What is needed: Pick out every line that holds the string "pmfT" and copy it.

Raw data:
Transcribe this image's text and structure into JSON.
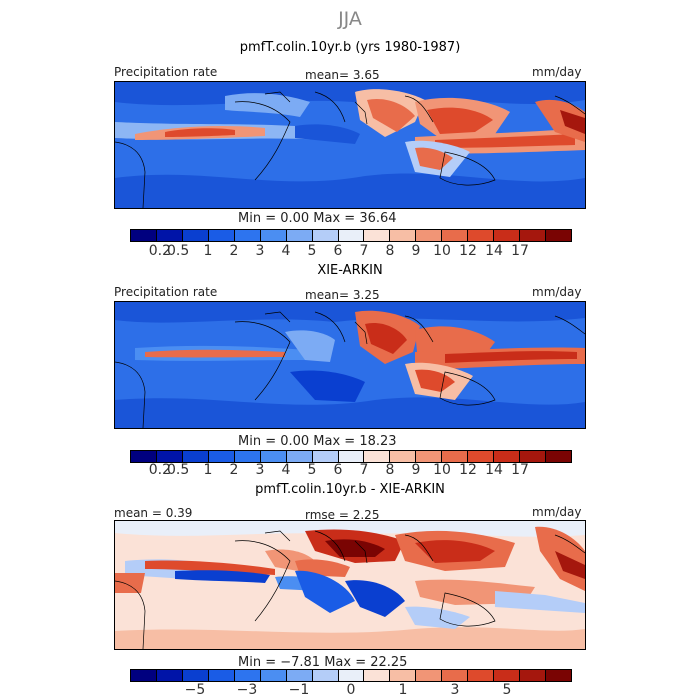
{
  "season": "JJA",
  "panels": [
    {
      "title": "pmfT.colin.10yr.b (yrs 1980-1987)",
      "left_label": "Precipitation rate",
      "center_label": "mean=    3.65",
      "right_label": "mm/day",
      "minmax": "Min =    0.00  Max =   36.64"
    },
    {
      "title": "XIE-ARKIN",
      "left_label": "Precipitation rate",
      "center_label": "mean=    3.25",
      "right_label": "mm/day",
      "minmax": "Min =    0.00  Max =   18.23"
    },
    {
      "title": "pmfT.colin.10yr.b - XIE-ARKIN",
      "left_label": "mean =    0.39",
      "center_label": "rmse =    2.25",
      "right_label": "mm/day",
      "minmax": "Min =  −7.81  Max =   22.25"
    }
  ],
  "precip_scale": {
    "colors": [
      "#00007f",
      "#0014a8",
      "#0a3fd0",
      "#1a5ce6",
      "#2d74ef",
      "#4b8ef2",
      "#7cabf4",
      "#b4cdf8",
      "#e9eff9",
      "#fbe2d7",
      "#f7bea5",
      "#f19576",
      "#e86c4b",
      "#de4a2c",
      "#c92d19",
      "#a5170d",
      "#7a0403"
    ],
    "ticks": [
      "0.2",
      "0.5",
      "1",
      "2",
      "3",
      "4",
      "5",
      "6",
      "7",
      "8",
      "9",
      "10",
      "12",
      "14",
      "17"
    ]
  },
  "diff_scale": {
    "colors": [
      "#00007f",
      "#0014a8",
      "#0a3fd0",
      "#1a5ce6",
      "#2d74ef",
      "#4b8ef2",
      "#7cabf4",
      "#b4cdf8",
      "#e9eff9",
      "#fbe2d7",
      "#f7bea5",
      "#f19576",
      "#e86c4b",
      "#de4a2c",
      "#c92d19",
      "#a5170d",
      "#7a0403"
    ],
    "ticks": [
      "−5",
      "−3",
      "−1",
      "0",
      "1",
      "3",
      "5"
    ]
  }
}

Written response:
      "title": "pmfT.colin.10yr.b (yrs 1980-1987)",
      "title": "pmfT.colin.10yr.b - XIE-ARKIN",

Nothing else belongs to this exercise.